STATED GOAL. Please set down all the lines beneath this one exactly, without the pictures.
* begin EXCERPTED RECORDS *
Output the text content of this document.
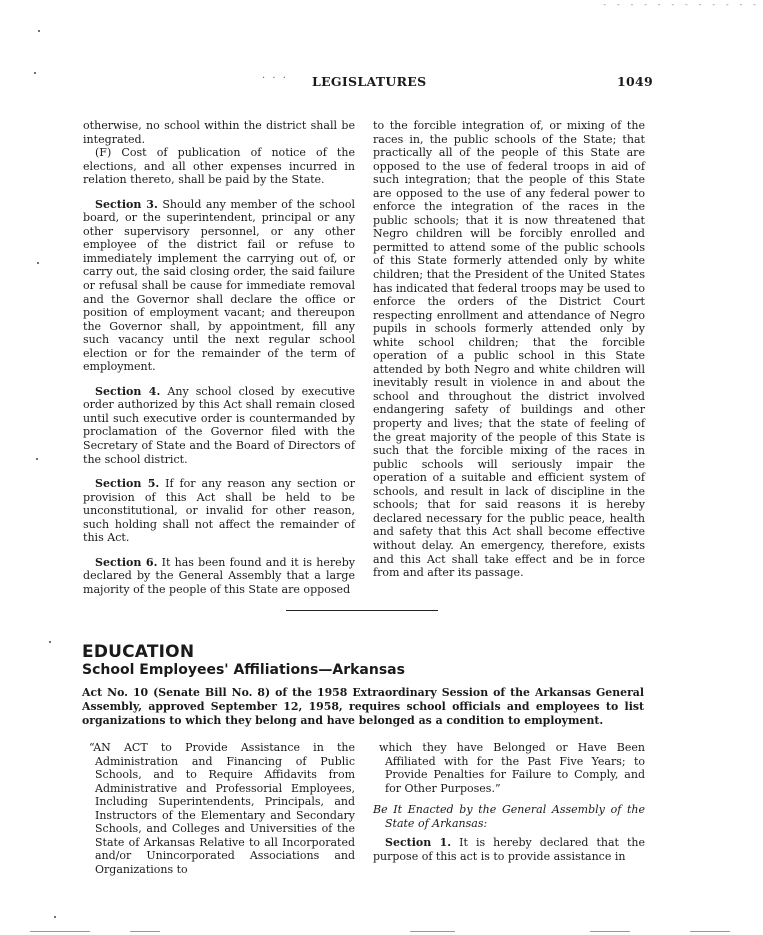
- - - - - - - - - - - -
· · · LEGISLATURES	1049

otherwise, no school within the district shall be integrated.

(F) Cost of publication of notice of the elections, and all other expenses incurred in relation thereto, shall be paid by the State.

Section 3. Should any member of the school board, or the superintendent, principal or any other supervisory personnel, or any other employee of the district fail or refuse to immediately implement the carrying out of, or carry out, the said closing order, the said failure or refusal shall be cause for immediate removal and the Governor shall declare the office or position of employment vacant; and thereupon the Governor shall, by appointment, fill any such vacancy until the next regular school election or for the remainder of the term of employment.

Section 4. Any school closed by executive order authorized by this Act shall remain closed until such executive order is countermanded by proclamation of the Governor filed with the Secretary of State and the Board of Directors of the school district.

Section 5. If for any reason any section or provision of this Act shall be held to be unconstitutional, or invalid for other reason, such holding shall not affect the remainder of this Act.

Section 6. It has been found and it is hereby declared by the General Assembly that a large majority of the people of this State are opposed

to the forcible integration of, or mixing of the races in, the public schools of the State; that practically all of the people of this State are opposed to the use of federal troops in aid of such integration; that the people of this State are opposed to the use of any federal power to enforce the integration of the races in the public schools; that it is now threatened that Negro children will be forcibly enrolled and permitted to attend some of the public schools of this State formerly attended only by white children; that the President of the United States has indicated that federal troops may be used to enforce the orders of the District Court respecting enrollment and attendance of Negro pupils in schools formerly attended only by white school children; that the forcible operation of a public school in this State attended by both Negro and white children will inevitably result in violence in and about the school and throughout the district involved endangering safety of buildings and other property and lives; that the state of feeling of the great majority of the people of this State is such that the forcible mixing of the races in public schools will seriously impair the operation of a suitable and efficient system of schools, and result in lack of discipline in the schools; that for said reasons it is hereby declared necessary for the public peace, health and safety that this Act shall become effective without delay. An emergency, therefore, exists and this Act shall take effect and be in force from and after its passage.

EDUCATION
School Employees' Affiliations—Arkansas
Act No. 10 (Senate Bill No. 8) of the 1958 Extraordinary Session of the Arkansas General Assembly, approved September 12, 1958, requires school officials and employees to list organizations to which they belong and have belonged as a condition to employment.

“AN ACT to Provide Assistance in the Administration and Financing of Public Schools, and to Require Affidavits from Administrative and Professorial Employees, Including Superintendents, Principals, and Instructors of the Elementary and Secondary Schools, and Colleges and Universities of the State of Arkansas Relative to all Incorporated and/or Unincorporated Associations and Organizations to

which they have Belonged or Have Been Affiliated with for the Past Five Years; to Provide Penalties for Failure to Comply, and for Other Purposes.”

Be It Enacted by the General Assembly of the State of Arkansas:

Section 1. It is hereby declared that the purpose of this act is to provide assistance in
* end EXCERPTED RECORDS *
RESULT OF THE EXERCISE.
Output the text content of this document.
- - - - - - - - - - - -
· · · LEGISLATURES	1049

otherwise, no school within the district shall be integrated.

(F) Cost of publication of notice of the elections, and all other expenses incurred in relation thereto, shall be paid by the State.

Section 3. Should any member of the school board, or the superintendent, principal or any other supervisory personnel, or any other employee of the district fail or refuse to immediately implement the carrying out of, or carry out, the said closing order, the said failure or refusal shall be cause for immediate removal and the Governor shall declare the office or position of employment vacant; and thereupon the Governor shall, by appointment, fill any such vacancy until the next regular school election or for the remainder of the term of employment.

Section 4. Any school closed by executive order authorized by this Act shall remain closed until such executive order is countermanded by proclamation of the Governor filed with the Secretary of State and the Board of Directors of the school district.

Section 5. If for any reason any section or provision of this Act shall be held to be unconstitutional, or invalid for other reason, such holding shall not affect the remainder of this Act.

Section 6. It has been found and it is hereby declared by the General Assembly that a large majority of the people of this State are opposed

to the forcible integration of, or mixing of the races in, the public schools of the State; that practically all of the people of this State are opposed to the use of federal troops in aid of such integration; that the people of this State are opposed to the use of any federal power to enforce the integration of the races in the public schools; that it is now threatened that Negro children will be forcibly enrolled and permitted to attend some of the public schools of this State formerly attended only by white children; that the President of the United States has indicated that federal troops may be used to enforce the orders of the District Court respecting enrollment and attendance of Negro pupils in schools formerly attended only by white school children; that the forcible operation of a public school in this State attended by both Negro and white children will inevitably result in violence in and about the school and throughout the district involved endangering safety of buildings and other property and lives; that the state of feeling of the great majority of the people of this State is such that the forcible mixing of the races in public schools will seriously impair the operation of a suitable and efficient system of schools, and result in lack of discipline in the schools; that for said reasons it is hereby declared necessary for the public peace, health and safety that this Act shall become effective without delay. An emergency, therefore, exists and this Act shall take effect and be in force from and after its passage.

EDUCATION
School Employees' Affiliations—Arkansas
Act No. 10 (Senate Bill No. 8) of the 1958 Extraordinary Session of the Arkansas General Assembly, approved September 12, 1958, requires school officials and employees to list organizations to which they belong and have belonged as a condition to employment.

“AN ACT to Provide Assistance in the Administration and Financing of Public Schools, and to Require Affidavits from Administrative and Professorial Employees, Including Superintendents, Principals, and Instructors of the Elementary and Secondary Schools, and Colleges and Universities of the State of Arkansas Relative to all Incorporated and/or Unincorporated Associations and Organizations to

which they have Belonged or Have Been Affiliated with for the Past Five Years; to Provide Penalties for Failure to Comply, and for Other Purposes.”

Be It Enacted by the General Assembly of the State of Arkansas:

Section 1. It is hereby declared that the purpose of this act is to provide assistance in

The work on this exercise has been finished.